ITEMS
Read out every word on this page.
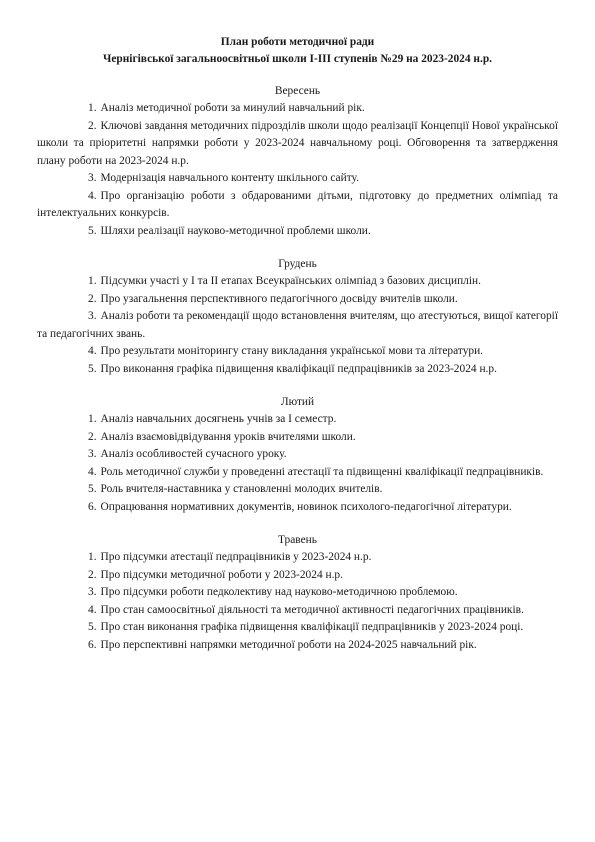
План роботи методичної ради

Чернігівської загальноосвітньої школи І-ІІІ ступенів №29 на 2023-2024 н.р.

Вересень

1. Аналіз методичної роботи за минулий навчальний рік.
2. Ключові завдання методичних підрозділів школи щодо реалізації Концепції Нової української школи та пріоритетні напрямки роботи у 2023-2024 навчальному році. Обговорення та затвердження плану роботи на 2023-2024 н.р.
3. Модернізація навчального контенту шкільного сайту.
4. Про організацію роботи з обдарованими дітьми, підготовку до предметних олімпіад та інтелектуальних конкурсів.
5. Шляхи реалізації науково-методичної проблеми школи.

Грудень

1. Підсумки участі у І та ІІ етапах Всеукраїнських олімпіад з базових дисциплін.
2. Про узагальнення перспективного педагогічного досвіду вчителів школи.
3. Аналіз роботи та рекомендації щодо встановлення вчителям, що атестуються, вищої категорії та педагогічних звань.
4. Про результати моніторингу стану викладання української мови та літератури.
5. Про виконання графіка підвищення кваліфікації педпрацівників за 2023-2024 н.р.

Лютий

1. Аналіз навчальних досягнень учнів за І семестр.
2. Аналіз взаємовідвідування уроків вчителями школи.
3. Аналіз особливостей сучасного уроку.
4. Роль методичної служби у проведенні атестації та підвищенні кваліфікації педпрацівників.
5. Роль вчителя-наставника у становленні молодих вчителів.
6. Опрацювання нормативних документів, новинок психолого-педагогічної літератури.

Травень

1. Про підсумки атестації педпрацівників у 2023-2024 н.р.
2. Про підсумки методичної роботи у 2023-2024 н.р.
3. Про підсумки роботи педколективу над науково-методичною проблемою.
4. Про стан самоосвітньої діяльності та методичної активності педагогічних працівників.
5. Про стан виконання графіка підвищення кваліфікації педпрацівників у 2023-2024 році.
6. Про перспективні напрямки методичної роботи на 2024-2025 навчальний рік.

---

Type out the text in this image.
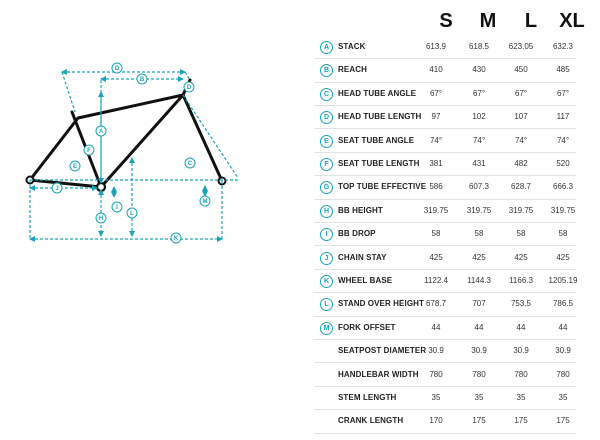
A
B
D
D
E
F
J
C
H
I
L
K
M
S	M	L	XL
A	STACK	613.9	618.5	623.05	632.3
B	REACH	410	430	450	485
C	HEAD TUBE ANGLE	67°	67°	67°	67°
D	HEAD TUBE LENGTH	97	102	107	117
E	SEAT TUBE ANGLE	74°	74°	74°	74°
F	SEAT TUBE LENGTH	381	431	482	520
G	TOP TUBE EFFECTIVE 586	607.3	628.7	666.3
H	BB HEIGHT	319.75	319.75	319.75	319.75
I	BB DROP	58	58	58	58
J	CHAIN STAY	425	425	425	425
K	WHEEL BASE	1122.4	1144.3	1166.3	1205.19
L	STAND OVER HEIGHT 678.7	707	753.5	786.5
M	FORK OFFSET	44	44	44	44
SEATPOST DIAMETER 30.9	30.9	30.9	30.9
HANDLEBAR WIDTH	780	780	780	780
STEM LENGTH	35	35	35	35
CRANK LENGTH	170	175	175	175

EXERCISE
Find the lines that include the string "this", then copy each of them.

RESPONSE TO THE EXERCISE
Read out every word on this page.
Type out the text in this image.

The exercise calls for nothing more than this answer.